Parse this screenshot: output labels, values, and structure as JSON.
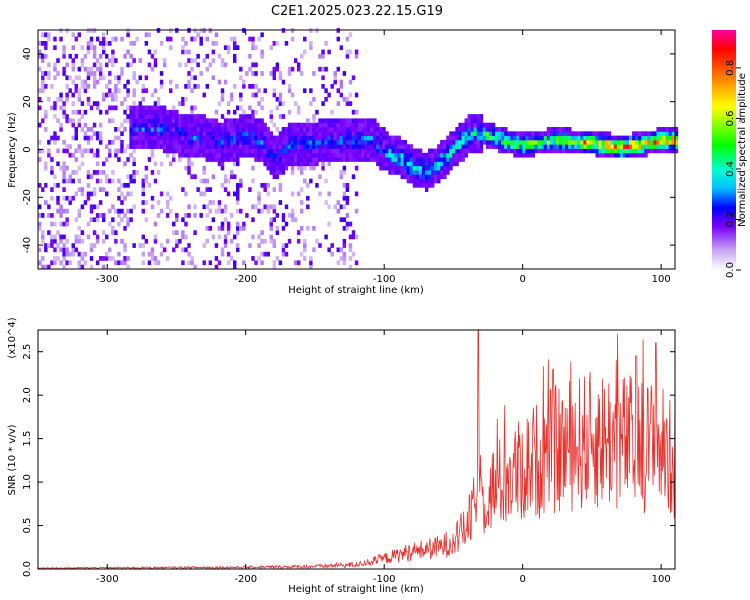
{
  "figure": {
    "title": "C2E1.2025.023.22.15.G19"
  },
  "colors": {
    "snr_line": "#e8302c",
    "colormap": [
      "#ffffff",
      "#c8a8f0",
      "#7a00ff",
      "#0000ff",
      "#00bfff",
      "#00ffcc",
      "#00ff00",
      "#ffff00",
      "#ff8000",
      "#ff0000",
      "#ff00a0"
    ]
  },
  "chart_data": [
    {
      "type": "heatmap",
      "xlabel": "Height of straight line (km)",
      "ylabel": "Frequency (Hz)",
      "xlim": [
        -350,
        110
      ],
      "ylim": [
        -50,
        50
      ],
      "xticks": [
        -300,
        -200,
        -100,
        0,
        100
      ],
      "yticks": [
        -40,
        -20,
        0,
        20,
        40
      ],
      "colorbar": {
        "label": "Normalized spectral amplitude",
        "range": [
          0,
          0.95
        ],
        "ticks": [
          0.0,
          0.2,
          0.4,
          0.6,
          0.8
        ]
      },
      "ridge": {
        "x": [
          -280,
          -270,
          -260,
          -250,
          -240,
          -230,
          -220,
          -210,
          -200,
          -190,
          -180,
          -170,
          -160,
          -150,
          -140,
          -130,
          -120,
          -110,
          -100,
          -90,
          -80,
          -70,
          -60,
          -50,
          -40,
          -30,
          -20,
          -10,
          0,
          10,
          20,
          30,
          40,
          50,
          60,
          70,
          80,
          90,
          100,
          110
        ],
        "freq": [
          8,
          8,
          8,
          6,
          4,
          4,
          2,
          3,
          5,
          3,
          -5,
          1,
          2,
          2,
          3,
          3,
          3,
          4,
          -2,
          -4,
          -8,
          -10,
          -6,
          0,
          5,
          6,
          4,
          2,
          1,
          2,
          3,
          3,
          2,
          2,
          1,
          0,
          1,
          2,
          3,
          3
        ]
      }
    },
    {
      "type": "line",
      "xlabel": "Height of straight line (km)",
      "ylabel": "SNR (10 * v/v)",
      "yscale_label": "(x10^4)",
      "xlim": [
        -350,
        110
      ],
      "ylim": [
        0,
        2.75
      ],
      "xticks": [
        -300,
        -200,
        -100,
        0,
        100
      ],
      "yticks": [
        0.0,
        0.5,
        1.0,
        1.5,
        2.0,
        2.5
      ],
      "envelope": {
        "x": [
          -350,
          -200,
          -150,
          -120,
          -100,
          -80,
          -60,
          -50,
          -40,
          -35,
          -30,
          -20,
          0,
          20,
          40,
          60,
          80,
          100,
          110
        ],
        "y": [
          0.01,
          0.02,
          0.03,
          0.05,
          0.12,
          0.2,
          0.25,
          0.32,
          0.5,
          0.7,
          0.8,
          0.95,
          1.15,
          1.35,
          1.45,
          1.5,
          1.45,
          1.4,
          1.2
        ]
      },
      "spikes": [
        {
          "x": -32,
          "y": 2.75
        },
        {
          "x": 96,
          "y": 2.6
        },
        {
          "x": 22,
          "y": 2.3
        },
        {
          "x": 82,
          "y": 2.45
        }
      ]
    }
  ]
}
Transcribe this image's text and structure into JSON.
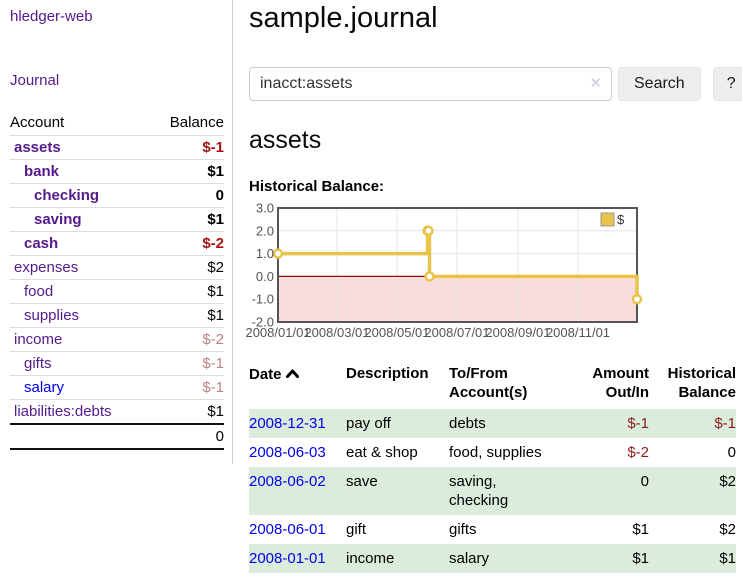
{
  "colors": {
    "purple": "#551a8b",
    "blue": "#0000ee",
    "neg_strong": "#a31414",
    "neg_soft": "#bf8484",
    "neg": "#8b1f1f",
    "row_green": "#dcecdc",
    "chart_yellow": "#e9c34a",
    "chart_pink": "#fadcdc",
    "zero_line": "#8b0000",
    "grid": "#e4e4e4",
    "chart_border": "#555555"
  },
  "sidebar": {
    "brand": "hledger-web",
    "journal_link": "Journal",
    "accounts_table": {
      "headers": {
        "account": "Account",
        "balance": "Balance"
      },
      "rows": [
        {
          "name": "assets",
          "depth": 1,
          "bold": true,
          "link": "purple",
          "balance": "$-1",
          "balance_class": "neg-strong"
        },
        {
          "name": "bank",
          "depth": 2,
          "bold": true,
          "link": "purple",
          "balance": "$1",
          "balance_class": ""
        },
        {
          "name": "checking",
          "depth": 3,
          "bold": true,
          "link": "purple",
          "balance": "0",
          "balance_class": ""
        },
        {
          "name": "saving",
          "depth": 3,
          "bold": true,
          "link": "purple",
          "balance": "$1",
          "balance_class": ""
        },
        {
          "name": "cash",
          "depth": 2,
          "bold": true,
          "link": "purple",
          "balance": "$-2",
          "balance_class": "neg-strong"
        },
        {
          "name": "expenses",
          "depth": 1,
          "bold": false,
          "link": "purple",
          "balance": "$2",
          "balance_class": ""
        },
        {
          "name": "food",
          "depth": 2,
          "bold": false,
          "link": "purple",
          "balance": "$1",
          "balance_class": ""
        },
        {
          "name": "supplies",
          "depth": 2,
          "bold": false,
          "link": "purple",
          "balance": "$1",
          "balance_class": ""
        },
        {
          "name": "income",
          "depth": 1,
          "bold": false,
          "link": "purple",
          "balance": "$-2",
          "balance_class": "neg-soft"
        },
        {
          "name": "gifts",
          "depth": 2,
          "bold": false,
          "link": "purple",
          "balance": "$-1",
          "balance_class": "neg-soft"
        },
        {
          "name": "salary",
          "depth": 2,
          "bold": false,
          "link": "blue",
          "balance": "$-1",
          "balance_class": "neg-soft"
        },
        {
          "name": "liabilities:debts",
          "depth": 1,
          "bold": false,
          "link": "purple",
          "balance": "$1",
          "balance_class": ""
        }
      ],
      "total": "0"
    }
  },
  "header": {
    "title": "sample.journal"
  },
  "search": {
    "value": "inacct:assets",
    "clear_icon": "✕",
    "search_label": "Search",
    "help_label": "?"
  },
  "account_page": {
    "heading": "assets",
    "chart_label": "Historical Balance:"
  },
  "chart_data": {
    "type": "line",
    "title": "Historical Balance:",
    "step": true,
    "series": [
      {
        "name": "$",
        "points": [
          [
            "2008/01/01",
            1.0
          ],
          [
            "2008/06/01",
            2.0
          ],
          [
            "2008/06/02",
            2.0
          ],
          [
            "2008/06/03",
            0.0
          ],
          [
            "2008/12/31",
            -1.0
          ]
        ]
      }
    ],
    "x_ticks": [
      "2008/01/01",
      "2008/03/01",
      "2008/05/01",
      "2008/07/01",
      "2008/09/01",
      "2008/11/01"
    ],
    "y_ticks": [
      "3.0",
      "2.0",
      "1.0",
      "0.0",
      "-1.0",
      "-2.0"
    ],
    "ylim": [
      -2,
      3
    ],
    "xlim": [
      "2008/01/01",
      "2008/12/31"
    ],
    "grid": true,
    "negative_region_shaded": true,
    "legend": {
      "label": "$",
      "position": "top-right"
    }
  },
  "register": {
    "headers": {
      "date": "Date",
      "description": "Description",
      "accounts": [
        "To/From",
        "Account(s)"
      ],
      "amount": [
        "Amount",
        "Out/In"
      ],
      "balance": [
        "Historical",
        "Balance"
      ]
    },
    "rows": [
      {
        "date": "2008-12-31",
        "description": "pay off",
        "accounts": "debts",
        "amount": "$-1",
        "amount_negative": true,
        "balance": "$-1",
        "balance_negative": true
      },
      {
        "date": "2008-06-03",
        "description": "eat & shop",
        "accounts": "food, supplies",
        "amount": "$-2",
        "amount_negative": true,
        "balance": "0",
        "balance_negative": false
      },
      {
        "date": "2008-06-02",
        "description": "save",
        "accounts": "saving, checking",
        "amount": "0",
        "amount_negative": false,
        "balance": "$2",
        "balance_negative": false
      },
      {
        "date": "2008-06-01",
        "description": "gift",
        "accounts": "gifts",
        "amount": "$1",
        "amount_negative": false,
        "balance": "$2",
        "balance_negative": false
      },
      {
        "date": "2008-01-01",
        "description": "income",
        "accounts": "salary",
        "amount": "$1",
        "amount_negative": false,
        "balance": "$1",
        "balance_negative": false
      }
    ]
  }
}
○ ○ ○ ○ ○
- [Exercise task]: Each line in the listing above that contains "checking" should be copied.

- [Response below]:
          "name": "checking",
        "accounts": "saving, checking",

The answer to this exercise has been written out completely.